# Task directions:
Determine which lines contain the word "Inherit", then copy those lines.

# Data provided:
##########

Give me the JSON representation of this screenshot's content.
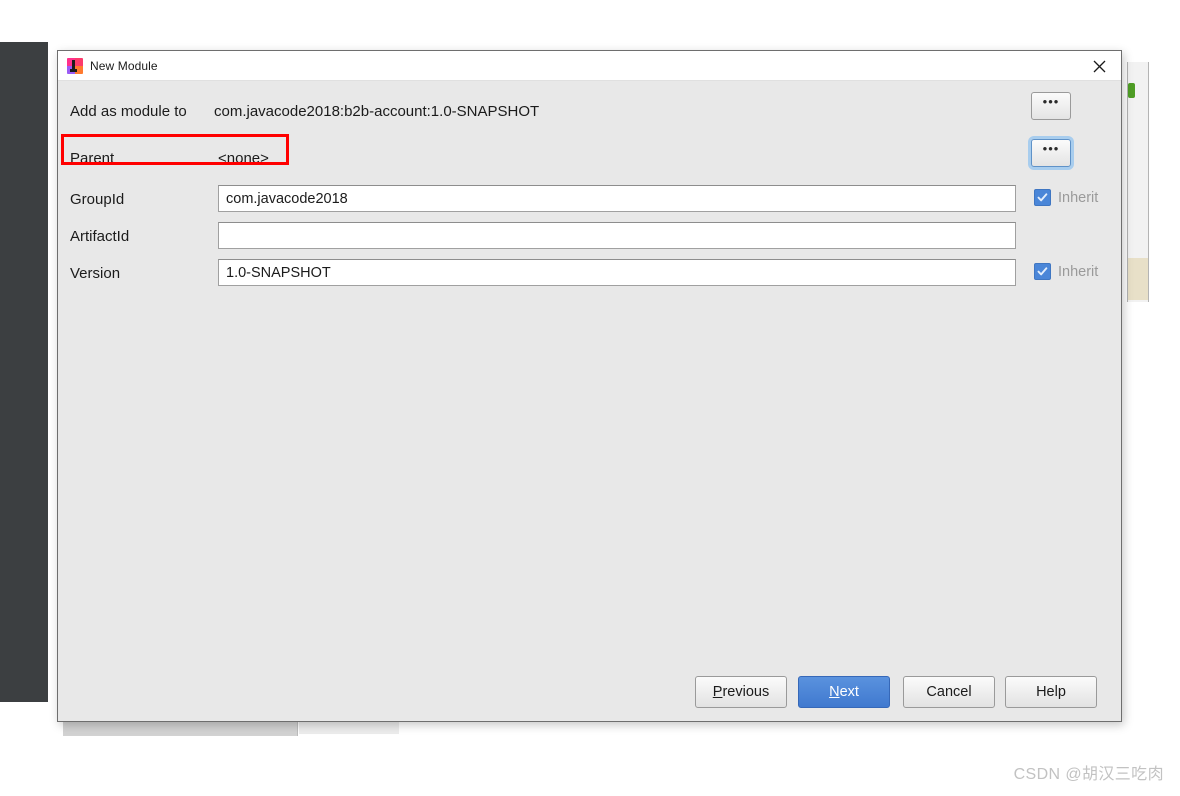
{
  "window": {
    "title": "New Module",
    "icon": "intellij-idea-logo-icon",
    "close_label": "✕"
  },
  "form": {
    "add_as_module_label": "Add as module to",
    "add_as_module_value": "com.javacode2018:b2b-account:1.0-SNAPSHOT",
    "add_as_module_browse": "•••",
    "parent_label": "Parent",
    "parent_value": "<none>",
    "parent_browse": "•••",
    "groupid_label": "GroupId",
    "groupid_value": "com.javacode2018",
    "groupid_placeholder": "",
    "groupid_inherit_label": "Inherit",
    "artifactid_label": "ArtifactId",
    "artifactid_value": "",
    "artifactid_placeholder": "",
    "version_label": "Version",
    "version_value": "1.0-SNAPSHOT",
    "version_placeholder": "",
    "version_inherit_label": "Inherit"
  },
  "footer": {
    "previous_label": "Previous",
    "previous_mnemonic": "P",
    "next_label": "Next",
    "next_mnemonic": "N",
    "cancel_label": "Cancel",
    "help_label": "Help"
  },
  "annotation": {
    "color": "#ff0000",
    "target": "parent-row"
  },
  "watermark": {
    "text": "CSDN @胡汉三吃肉"
  },
  "colors": {
    "accent_blue": "#4a86d8",
    "dialog_bg": "#e8e8e8",
    "titlebar_bg": "#ffffff",
    "annotation_red": "#ff0000",
    "disabled_text": "#9a9a9a"
  }
}
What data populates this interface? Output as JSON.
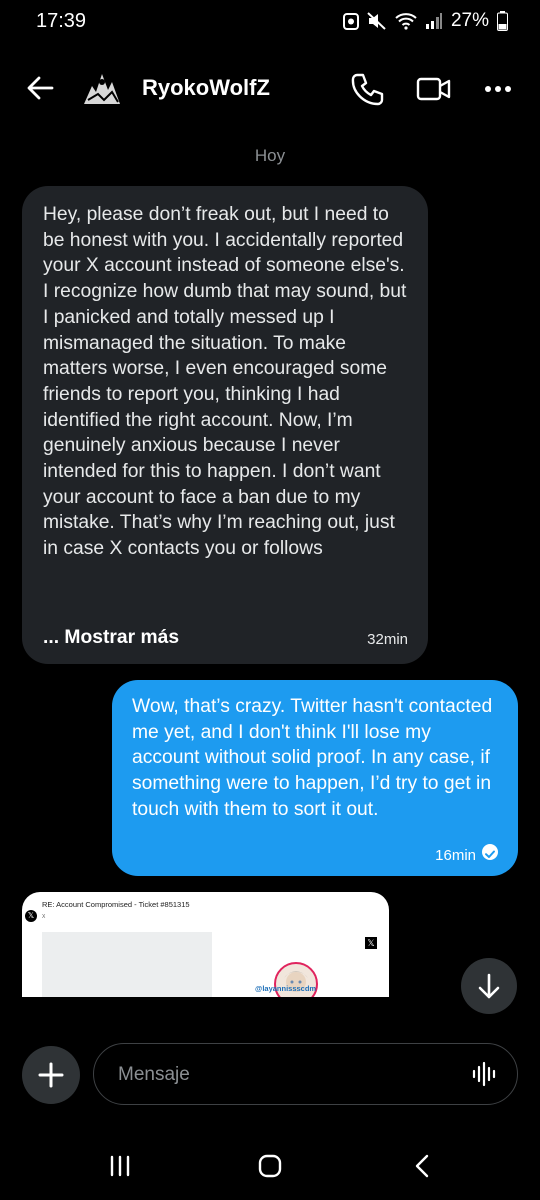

##########

# Exercise result:
    "groupid_inherit_label": "Inherit",
    "version_inherit_label": "Inherit"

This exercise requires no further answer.